AIM OF THE TASK: Write the material out again in full, word for word. Do not include the pictures.

>> BEGIN

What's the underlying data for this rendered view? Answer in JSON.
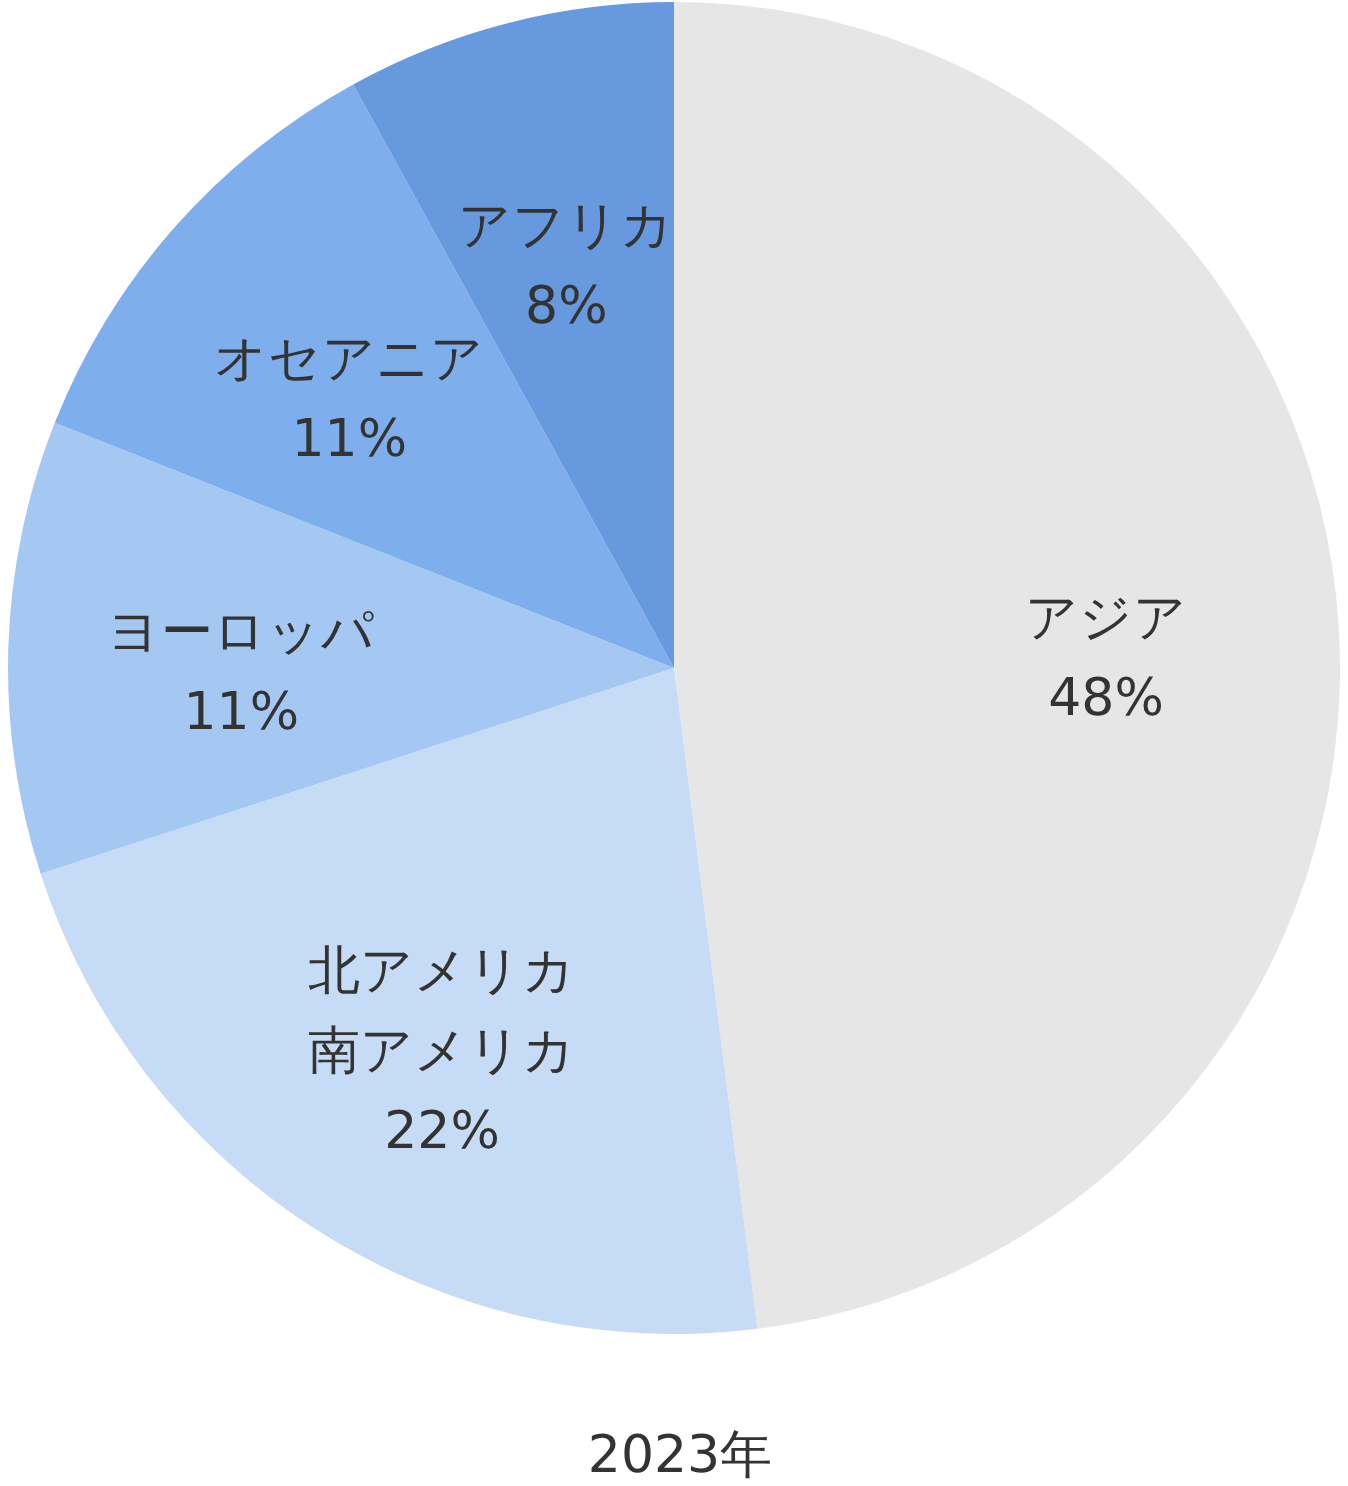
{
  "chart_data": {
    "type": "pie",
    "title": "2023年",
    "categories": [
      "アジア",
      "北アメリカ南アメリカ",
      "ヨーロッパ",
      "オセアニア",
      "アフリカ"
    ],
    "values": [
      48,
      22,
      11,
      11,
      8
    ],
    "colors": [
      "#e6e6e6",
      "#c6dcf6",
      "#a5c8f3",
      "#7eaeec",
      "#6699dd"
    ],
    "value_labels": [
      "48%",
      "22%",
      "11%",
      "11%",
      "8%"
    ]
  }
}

>> END

THE RESPONSE:
What's the underlying data for this rendered view? Answer in JSON.
{
  "chart_data": {
    "type": "pie",
    "title": "2023年",
    "categories": [
      "アジア",
      "北アメリカ南アメリカ",
      "ヨーロッパ",
      "オセアニア",
      "アフリカ"
    ],
    "values": [
      48,
      22,
      11,
      11,
      8
    ],
    "colors": [
      "#e6e6e6",
      "#c6dcf6",
      "#a5c8f3",
      "#7eaeec",
      "#6699dd"
    ],
    "value_labels": [
      "48%",
      "22%",
      "11%",
      "11%",
      "8%"
    ]
  }
}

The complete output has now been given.